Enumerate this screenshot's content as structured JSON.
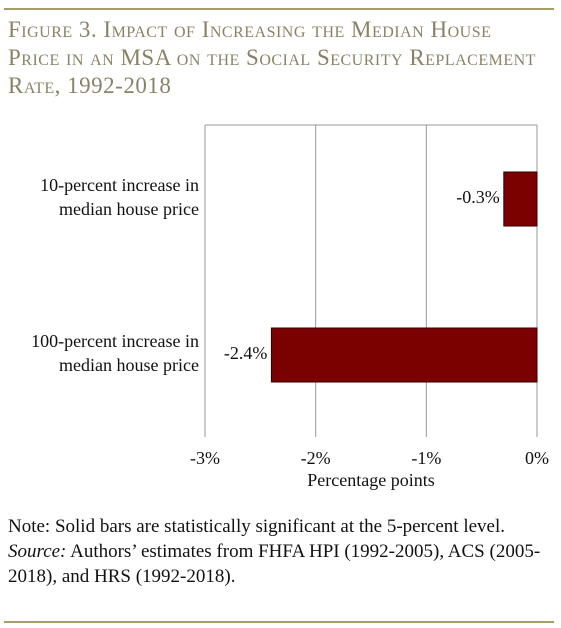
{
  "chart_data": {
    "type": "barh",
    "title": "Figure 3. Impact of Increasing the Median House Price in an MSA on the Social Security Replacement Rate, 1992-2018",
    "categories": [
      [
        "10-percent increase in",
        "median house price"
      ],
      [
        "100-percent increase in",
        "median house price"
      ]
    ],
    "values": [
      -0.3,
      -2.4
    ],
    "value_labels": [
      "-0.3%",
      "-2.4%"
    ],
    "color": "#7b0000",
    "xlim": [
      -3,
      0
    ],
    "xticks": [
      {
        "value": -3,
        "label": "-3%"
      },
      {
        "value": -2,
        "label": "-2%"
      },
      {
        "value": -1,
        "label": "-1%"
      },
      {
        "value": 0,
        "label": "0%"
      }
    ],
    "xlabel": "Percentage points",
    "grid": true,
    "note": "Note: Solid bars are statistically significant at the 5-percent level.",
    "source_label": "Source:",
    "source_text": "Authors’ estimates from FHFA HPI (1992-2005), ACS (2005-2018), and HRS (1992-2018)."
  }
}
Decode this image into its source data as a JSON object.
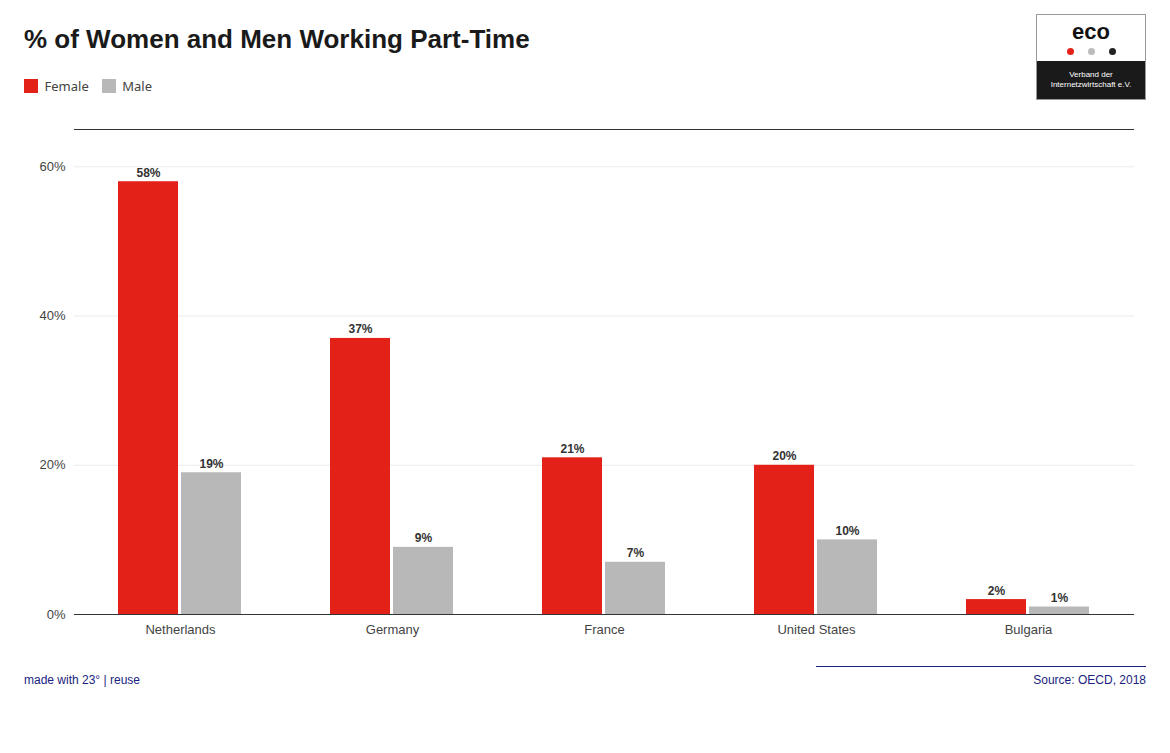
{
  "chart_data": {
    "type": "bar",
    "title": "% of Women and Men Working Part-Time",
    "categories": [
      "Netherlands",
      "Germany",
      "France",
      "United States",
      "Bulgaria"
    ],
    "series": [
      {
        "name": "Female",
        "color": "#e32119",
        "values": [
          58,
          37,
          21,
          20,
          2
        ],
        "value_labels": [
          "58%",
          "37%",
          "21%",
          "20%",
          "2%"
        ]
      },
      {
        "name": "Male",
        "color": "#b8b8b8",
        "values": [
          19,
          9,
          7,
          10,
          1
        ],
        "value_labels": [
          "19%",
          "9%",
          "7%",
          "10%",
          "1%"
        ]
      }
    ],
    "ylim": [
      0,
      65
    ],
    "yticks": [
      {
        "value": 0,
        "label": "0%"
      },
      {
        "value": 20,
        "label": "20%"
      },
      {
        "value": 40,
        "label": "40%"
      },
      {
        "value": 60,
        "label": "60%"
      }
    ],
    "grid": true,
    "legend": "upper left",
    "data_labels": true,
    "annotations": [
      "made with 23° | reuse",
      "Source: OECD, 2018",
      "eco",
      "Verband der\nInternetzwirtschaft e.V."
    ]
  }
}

----

What is required - Using the records above, output their complete text exactly, minus any images.

Task response -
Enumerate this screenshot's content as structured JSON.
{
  "chart_data": {
    "type": "barh",
    "title": "Figure 3. Impact of Increasing the Median House Price in an MSA on the Social Security Replacement Rate, 1992-2018",
    "categories": [
      [
        "10-percent increase in",
        "median house price"
      ],
      [
        "100-percent increase in",
        "median house price"
      ]
    ],
    "values": [
      -0.3,
      -2.4
    ],
    "value_labels": [
      "-0.3%",
      "-2.4%"
    ],
    "color": "#7b0000",
    "xlim": [
      -3,
      0
    ],
    "xticks": [
      {
        "value": -3,
        "label": "-3%"
      },
      {
        "value": -2,
        "label": "-2%"
      },
      {
        "value": -1,
        "label": "-1%"
      },
      {
        "value": 0,
        "label": "0%"
      }
    ],
    "xlabel": "Percentage points",
    "grid": true,
    "note": "Note: Solid bars are statistically significant at the 5-percent level.",
    "source_label": "Source:",
    "source_text": "Authors’ estimates from FHFA HPI (1992-2005), ACS (2005-2018), and HRS (1992-2018)."
  }
}
Decode this image into its source data as a JSON object.
{
  "chart_data": {
    "type": "bar",
    "title": "% of Women and Men Working Part-Time",
    "categories": [
      "Netherlands",
      "Germany",
      "France",
      "United States",
      "Bulgaria"
    ],
    "series": [
      {
        "name": "Female",
        "color": "#e32119",
        "values": [
          58,
          37,
          21,
          20,
          2
        ],
        "value_labels": [
          "58%",
          "37%",
          "21%",
          "20%",
          "2%"
        ]
      },
      {
        "name": "Male",
        "color": "#b8b8b8",
        "values": [
          19,
          9,
          7,
          10,
          1
        ],
        "value_labels": [
          "19%",
          "9%",
          "7%",
          "10%",
          "1%"
        ]
      }
    ],
    "ylim": [
      0,
      65
    ],
    "yticks": [
      {
        "value": 0,
        "label": "0%"
      },
      {
        "value": 20,
        "label": "20%"
      },
      {
        "value": 40,
        "label": "40%"
      },
      {
        "value": 60,
        "label": "60%"
      }
    ],
    "grid": true,
    "legend": "upper left",
    "data_labels": true,
    "annotations": [
      "made with 23° | reuse",
      "Source: OECD, 2018",
      "eco",
      "Verband der\nInternetzwirtschaft e.V."
    ]
  }
}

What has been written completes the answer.